Task inputs>
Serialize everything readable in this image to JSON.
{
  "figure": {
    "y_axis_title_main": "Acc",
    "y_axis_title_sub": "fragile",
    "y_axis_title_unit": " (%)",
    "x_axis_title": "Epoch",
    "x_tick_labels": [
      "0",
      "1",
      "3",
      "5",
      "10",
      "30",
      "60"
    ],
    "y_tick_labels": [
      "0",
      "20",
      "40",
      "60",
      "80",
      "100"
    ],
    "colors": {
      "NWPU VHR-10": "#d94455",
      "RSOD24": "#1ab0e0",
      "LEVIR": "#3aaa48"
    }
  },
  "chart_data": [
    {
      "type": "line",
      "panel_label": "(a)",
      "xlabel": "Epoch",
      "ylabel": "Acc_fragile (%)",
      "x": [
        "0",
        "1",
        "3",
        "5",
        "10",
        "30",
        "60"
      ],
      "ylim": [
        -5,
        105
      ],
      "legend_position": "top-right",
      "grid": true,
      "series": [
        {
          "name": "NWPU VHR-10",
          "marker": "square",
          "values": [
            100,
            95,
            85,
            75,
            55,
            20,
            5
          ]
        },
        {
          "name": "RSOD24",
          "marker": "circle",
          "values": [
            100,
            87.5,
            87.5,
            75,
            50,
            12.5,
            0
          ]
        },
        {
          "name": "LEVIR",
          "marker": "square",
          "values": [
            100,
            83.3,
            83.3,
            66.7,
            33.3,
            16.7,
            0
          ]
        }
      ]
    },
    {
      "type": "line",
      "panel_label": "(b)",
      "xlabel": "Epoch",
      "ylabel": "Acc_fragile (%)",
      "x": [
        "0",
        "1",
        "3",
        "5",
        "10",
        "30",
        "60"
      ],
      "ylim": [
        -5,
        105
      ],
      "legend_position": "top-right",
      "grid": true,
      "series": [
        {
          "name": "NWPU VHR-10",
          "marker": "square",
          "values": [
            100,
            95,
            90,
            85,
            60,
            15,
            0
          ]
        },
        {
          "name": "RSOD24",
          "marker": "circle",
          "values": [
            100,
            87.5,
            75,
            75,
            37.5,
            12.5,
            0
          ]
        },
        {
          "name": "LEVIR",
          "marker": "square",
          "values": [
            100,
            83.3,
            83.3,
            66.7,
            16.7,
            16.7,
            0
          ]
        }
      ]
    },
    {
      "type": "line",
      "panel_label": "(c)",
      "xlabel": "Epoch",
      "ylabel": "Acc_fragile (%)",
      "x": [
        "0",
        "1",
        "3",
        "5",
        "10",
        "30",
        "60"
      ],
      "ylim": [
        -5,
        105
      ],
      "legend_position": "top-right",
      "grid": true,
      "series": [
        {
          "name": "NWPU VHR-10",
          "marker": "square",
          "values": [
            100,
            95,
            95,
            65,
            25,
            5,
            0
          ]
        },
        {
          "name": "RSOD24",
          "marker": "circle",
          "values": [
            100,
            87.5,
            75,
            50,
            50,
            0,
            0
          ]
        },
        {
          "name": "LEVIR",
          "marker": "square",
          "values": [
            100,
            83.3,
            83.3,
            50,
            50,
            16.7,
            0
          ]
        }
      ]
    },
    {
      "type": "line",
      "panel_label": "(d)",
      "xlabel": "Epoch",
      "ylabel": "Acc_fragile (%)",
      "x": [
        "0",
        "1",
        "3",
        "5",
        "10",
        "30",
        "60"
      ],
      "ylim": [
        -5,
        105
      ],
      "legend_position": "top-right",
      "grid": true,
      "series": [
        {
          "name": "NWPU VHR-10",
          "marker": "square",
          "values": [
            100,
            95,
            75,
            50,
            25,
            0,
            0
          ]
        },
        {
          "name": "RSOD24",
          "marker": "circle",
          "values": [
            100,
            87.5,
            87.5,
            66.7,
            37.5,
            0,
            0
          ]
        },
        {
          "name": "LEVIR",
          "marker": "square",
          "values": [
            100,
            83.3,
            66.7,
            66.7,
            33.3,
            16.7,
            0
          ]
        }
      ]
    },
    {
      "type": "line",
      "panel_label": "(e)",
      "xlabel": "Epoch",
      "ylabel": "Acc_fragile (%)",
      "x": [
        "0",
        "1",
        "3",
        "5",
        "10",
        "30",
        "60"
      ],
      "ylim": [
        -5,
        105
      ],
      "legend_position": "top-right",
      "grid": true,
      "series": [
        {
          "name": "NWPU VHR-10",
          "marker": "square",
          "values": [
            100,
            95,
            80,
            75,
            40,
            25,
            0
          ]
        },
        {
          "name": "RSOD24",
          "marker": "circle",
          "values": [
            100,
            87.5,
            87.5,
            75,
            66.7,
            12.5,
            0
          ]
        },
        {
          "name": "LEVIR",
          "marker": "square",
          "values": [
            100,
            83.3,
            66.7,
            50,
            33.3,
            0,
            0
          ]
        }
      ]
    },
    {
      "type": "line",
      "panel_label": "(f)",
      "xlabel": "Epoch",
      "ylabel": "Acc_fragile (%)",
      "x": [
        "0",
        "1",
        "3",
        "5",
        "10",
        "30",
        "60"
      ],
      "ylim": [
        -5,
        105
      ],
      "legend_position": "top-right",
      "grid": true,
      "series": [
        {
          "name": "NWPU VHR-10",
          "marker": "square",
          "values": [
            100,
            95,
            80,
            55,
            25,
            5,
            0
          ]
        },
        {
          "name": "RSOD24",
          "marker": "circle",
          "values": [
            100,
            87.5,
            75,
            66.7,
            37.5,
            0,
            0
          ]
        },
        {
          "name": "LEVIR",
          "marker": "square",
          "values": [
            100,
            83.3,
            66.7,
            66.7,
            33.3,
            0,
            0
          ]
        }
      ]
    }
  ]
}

Requirements>
Repeat all entries. Match them exactly.

Solution below>
Serialize everything readable in this image to JSON.
{
  "figure": {
    "y_axis_title_main": "Acc",
    "y_axis_title_sub": "fragile",
    "y_axis_title_unit": " (%)",
    "x_axis_title": "Epoch",
    "x_tick_labels": [
      "0",
      "1",
      "3",
      "5",
      "10",
      "30",
      "60"
    ],
    "y_tick_labels": [
      "0",
      "20",
      "40",
      "60",
      "80",
      "100"
    ],
    "colors": {
      "NWPU VHR-10": "#d94455",
      "RSOD24": "#1ab0e0",
      "LEVIR": "#3aaa48"
    }
  },
  "chart_data": [
    {
      "type": "line",
      "panel_label": "(a)",
      "xlabel": "Epoch",
      "ylabel": "Acc_fragile (%)",
      "x": [
        "0",
        "1",
        "3",
        "5",
        "10",
        "30",
        "60"
      ],
      "ylim": [
        -5,
        105
      ],
      "legend_position": "top-right",
      "grid": true,
      "series": [
        {
          "name": "NWPU VHR-10",
          "marker": "square",
          "values": [
            100,
            95,
            85,
            75,
            55,
            20,
            5
          ]
        },
        {
          "name": "RSOD24",
          "marker": "circle",
          "values": [
            100,
            87.5,
            87.5,
            75,
            50,
            12.5,
            0
          ]
        },
        {
          "name": "LEVIR",
          "marker": "square",
          "values": [
            100,
            83.3,
            83.3,
            66.7,
            33.3,
            16.7,
            0
          ]
        }
      ]
    },
    {
      "type": "line",
      "panel_label": "(b)",
      "xlabel": "Epoch",
      "ylabel": "Acc_fragile (%)",
      "x": [
        "0",
        "1",
        "3",
        "5",
        "10",
        "30",
        "60"
      ],
      "ylim": [
        -5,
        105
      ],
      "legend_position": "top-right",
      "grid": true,
      "series": [
        {
          "name": "NWPU VHR-10",
          "marker": "square",
          "values": [
            100,
            95,
            90,
            85,
            60,
            15,
            0
          ]
        },
        {
          "name": "RSOD24",
          "marker": "circle",
          "values": [
            100,
            87.5,
            75,
            75,
            37.5,
            12.5,
            0
          ]
        },
        {
          "name": "LEVIR",
          "marker": "square",
          "values": [
            100,
            83.3,
            83.3,
            66.7,
            16.7,
            16.7,
            0
          ]
        }
      ]
    },
    {
      "type": "line",
      "panel_label": "(c)",
      "xlabel": "Epoch",
      "ylabel": "Acc_fragile (%)",
      "x": [
        "0",
        "1",
        "3",
        "5",
        "10",
        "30",
        "60"
      ],
      "ylim": [
        -5,
        105
      ],
      "legend_position": "top-right",
      "grid": true,
      "series": [
        {
          "name": "NWPU VHR-10",
          "marker": "square",
          "values": [
            100,
            95,
            95,
            65,
            25,
            5,
            0
          ]
        },
        {
          "name": "RSOD24",
          "marker": "circle",
          "values": [
            100,
            87.5,
            75,
            50,
            50,
            0,
            0
          ]
        },
        {
          "name": "LEVIR",
          "marker": "square",
          "values": [
            100,
            83.3,
            83.3,
            50,
            50,
            16.7,
            0
          ]
        }
      ]
    },
    {
      "type": "line",
      "panel_label": "(d)",
      "xlabel": "Epoch",
      "ylabel": "Acc_fragile (%)",
      "x": [
        "0",
        "1",
        "3",
        "5",
        "10",
        "30",
        "60"
      ],
      "ylim": [
        -5,
        105
      ],
      "legend_position": "top-right",
      "grid": true,
      "series": [
        {
          "name": "NWPU VHR-10",
          "marker": "square",
          "values": [
            100,
            95,
            75,
            50,
            25,
            0,
            0
          ]
        },
        {
          "name": "RSOD24",
          "marker": "circle",
          "values": [
            100,
            87.5,
            87.5,
            66.7,
            37.5,
            0,
            0
          ]
        },
        {
          "name": "LEVIR",
          "marker": "square",
          "values": [
            100,
            83.3,
            66.7,
            66.7,
            33.3,
            16.7,
            0
          ]
        }
      ]
    },
    {
      "type": "line",
      "panel_label": "(e)",
      "xlabel": "Epoch",
      "ylabel": "Acc_fragile (%)",
      "x": [
        "0",
        "1",
        "3",
        "5",
        "10",
        "30",
        "60"
      ],
      "ylim": [
        -5,
        105
      ],
      "legend_position": "top-right",
      "grid": true,
      "series": [
        {
          "name": "NWPU VHR-10",
          "marker": "square",
          "values": [
            100,
            95,
            80,
            75,
            40,
            25,
            0
          ]
        },
        {
          "name": "RSOD24",
          "marker": "circle",
          "values": [
            100,
            87.5,
            87.5,
            75,
            66.7,
            12.5,
            0
          ]
        },
        {
          "name": "LEVIR",
          "marker": "square",
          "values": [
            100,
            83.3,
            66.7,
            50,
            33.3,
            0,
            0
          ]
        }
      ]
    },
    {
      "type": "line",
      "panel_label": "(f)",
      "xlabel": "Epoch",
      "ylabel": "Acc_fragile (%)",
      "x": [
        "0",
        "1",
        "3",
        "5",
        "10",
        "30",
        "60"
      ],
      "ylim": [
        -5,
        105
      ],
      "legend_position": "top-right",
      "grid": true,
      "series": [
        {
          "name": "NWPU VHR-10",
          "marker": "square",
          "values": [
            100,
            95,
            80,
            55,
            25,
            5,
            0
          ]
        },
        {
          "name": "RSOD24",
          "marker": "circle",
          "values": [
            100,
            87.5,
            75,
            66.7,
            37.5,
            0,
            0
          ]
        },
        {
          "name": "LEVIR",
          "marker": "square",
          "values": [
            100,
            83.3,
            66.7,
            66.7,
            33.3,
            0,
            0
          ]
        }
      ]
    }
  ]
}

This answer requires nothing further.